YOUR INSTRUCTIONS
Scan the following material for the string "values" and copy each line in which it appears.

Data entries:
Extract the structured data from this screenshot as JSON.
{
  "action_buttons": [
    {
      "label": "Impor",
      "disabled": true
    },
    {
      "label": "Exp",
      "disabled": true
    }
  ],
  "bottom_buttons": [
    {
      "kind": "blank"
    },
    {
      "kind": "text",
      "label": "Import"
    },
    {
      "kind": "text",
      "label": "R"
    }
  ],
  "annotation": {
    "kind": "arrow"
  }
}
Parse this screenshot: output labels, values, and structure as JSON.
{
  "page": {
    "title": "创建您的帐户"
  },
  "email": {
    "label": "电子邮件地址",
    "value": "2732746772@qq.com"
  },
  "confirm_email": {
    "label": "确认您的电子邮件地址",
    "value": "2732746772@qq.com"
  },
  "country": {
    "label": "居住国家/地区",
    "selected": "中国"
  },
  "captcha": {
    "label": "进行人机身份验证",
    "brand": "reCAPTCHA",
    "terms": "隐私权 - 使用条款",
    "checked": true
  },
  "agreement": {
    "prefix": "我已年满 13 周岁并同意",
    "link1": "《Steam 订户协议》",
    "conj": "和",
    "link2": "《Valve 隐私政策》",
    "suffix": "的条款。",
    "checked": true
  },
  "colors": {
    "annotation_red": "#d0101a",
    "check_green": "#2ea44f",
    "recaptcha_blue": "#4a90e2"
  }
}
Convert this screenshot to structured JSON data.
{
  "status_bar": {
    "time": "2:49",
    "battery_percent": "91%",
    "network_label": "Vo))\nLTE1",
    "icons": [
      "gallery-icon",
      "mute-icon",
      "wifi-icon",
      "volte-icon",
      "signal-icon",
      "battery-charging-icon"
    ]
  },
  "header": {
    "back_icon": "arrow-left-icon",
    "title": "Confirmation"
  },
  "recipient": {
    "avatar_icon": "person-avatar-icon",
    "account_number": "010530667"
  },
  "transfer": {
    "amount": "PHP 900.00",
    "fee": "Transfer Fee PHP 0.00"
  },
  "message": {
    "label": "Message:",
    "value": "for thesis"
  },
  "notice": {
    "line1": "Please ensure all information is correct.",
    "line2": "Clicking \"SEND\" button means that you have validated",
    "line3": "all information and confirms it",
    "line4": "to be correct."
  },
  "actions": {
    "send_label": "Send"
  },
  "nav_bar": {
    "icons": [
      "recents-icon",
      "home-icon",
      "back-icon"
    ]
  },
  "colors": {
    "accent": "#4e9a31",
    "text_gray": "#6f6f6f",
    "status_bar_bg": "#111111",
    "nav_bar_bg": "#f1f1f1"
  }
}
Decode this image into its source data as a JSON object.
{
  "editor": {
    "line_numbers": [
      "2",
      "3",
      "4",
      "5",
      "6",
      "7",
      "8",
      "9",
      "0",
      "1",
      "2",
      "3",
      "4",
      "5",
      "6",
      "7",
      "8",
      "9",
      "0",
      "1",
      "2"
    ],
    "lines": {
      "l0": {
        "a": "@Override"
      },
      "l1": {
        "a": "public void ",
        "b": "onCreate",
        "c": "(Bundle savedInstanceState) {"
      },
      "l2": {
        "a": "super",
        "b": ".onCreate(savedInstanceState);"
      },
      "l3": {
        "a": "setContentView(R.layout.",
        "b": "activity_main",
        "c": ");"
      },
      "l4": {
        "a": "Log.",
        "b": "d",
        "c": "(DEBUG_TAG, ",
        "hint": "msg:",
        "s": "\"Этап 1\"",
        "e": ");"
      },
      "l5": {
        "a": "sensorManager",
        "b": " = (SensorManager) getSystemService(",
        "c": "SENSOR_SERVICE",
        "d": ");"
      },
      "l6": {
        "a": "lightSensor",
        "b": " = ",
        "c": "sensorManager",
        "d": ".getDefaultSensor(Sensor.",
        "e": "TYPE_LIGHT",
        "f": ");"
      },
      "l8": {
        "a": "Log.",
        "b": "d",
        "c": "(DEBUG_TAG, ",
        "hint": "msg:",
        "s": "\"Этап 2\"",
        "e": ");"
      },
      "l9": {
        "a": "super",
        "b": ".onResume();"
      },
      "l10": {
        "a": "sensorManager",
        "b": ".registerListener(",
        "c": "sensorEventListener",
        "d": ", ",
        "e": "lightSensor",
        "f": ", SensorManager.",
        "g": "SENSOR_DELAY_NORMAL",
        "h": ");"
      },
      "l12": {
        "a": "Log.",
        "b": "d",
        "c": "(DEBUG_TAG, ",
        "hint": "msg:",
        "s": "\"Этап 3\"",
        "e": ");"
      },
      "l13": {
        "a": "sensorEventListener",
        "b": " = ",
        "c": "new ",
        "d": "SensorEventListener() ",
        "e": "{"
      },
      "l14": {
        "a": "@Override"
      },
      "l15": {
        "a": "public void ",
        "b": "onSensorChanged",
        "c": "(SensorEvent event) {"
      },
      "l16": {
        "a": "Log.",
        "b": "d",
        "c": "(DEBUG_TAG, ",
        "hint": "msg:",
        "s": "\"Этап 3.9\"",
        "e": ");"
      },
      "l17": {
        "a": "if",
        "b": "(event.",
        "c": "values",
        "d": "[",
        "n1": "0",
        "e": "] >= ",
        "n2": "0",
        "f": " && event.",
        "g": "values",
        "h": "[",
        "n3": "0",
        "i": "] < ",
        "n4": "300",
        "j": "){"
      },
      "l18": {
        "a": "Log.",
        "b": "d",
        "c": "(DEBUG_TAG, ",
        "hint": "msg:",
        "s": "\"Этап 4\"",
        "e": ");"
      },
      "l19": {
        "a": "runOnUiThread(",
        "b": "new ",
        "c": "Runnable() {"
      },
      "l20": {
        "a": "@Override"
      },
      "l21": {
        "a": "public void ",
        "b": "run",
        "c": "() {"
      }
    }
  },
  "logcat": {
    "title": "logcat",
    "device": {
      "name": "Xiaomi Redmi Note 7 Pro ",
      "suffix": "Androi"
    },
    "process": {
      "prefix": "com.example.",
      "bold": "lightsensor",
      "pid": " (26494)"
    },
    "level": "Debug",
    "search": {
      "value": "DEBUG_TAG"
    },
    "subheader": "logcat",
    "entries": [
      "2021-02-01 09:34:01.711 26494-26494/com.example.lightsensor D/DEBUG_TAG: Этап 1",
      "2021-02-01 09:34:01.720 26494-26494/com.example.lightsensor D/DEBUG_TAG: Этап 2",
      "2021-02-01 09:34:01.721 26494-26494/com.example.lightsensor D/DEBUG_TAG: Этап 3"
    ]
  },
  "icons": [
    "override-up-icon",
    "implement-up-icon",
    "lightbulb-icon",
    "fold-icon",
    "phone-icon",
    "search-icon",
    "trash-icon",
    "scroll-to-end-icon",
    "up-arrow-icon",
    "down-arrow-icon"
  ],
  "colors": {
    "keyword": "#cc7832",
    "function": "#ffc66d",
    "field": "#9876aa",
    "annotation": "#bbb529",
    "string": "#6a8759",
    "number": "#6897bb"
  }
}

EXPECTED ANSWER
Parse this screenshot: output labels, values, and structure as JSON.
        "c": "values",
        "g": "values",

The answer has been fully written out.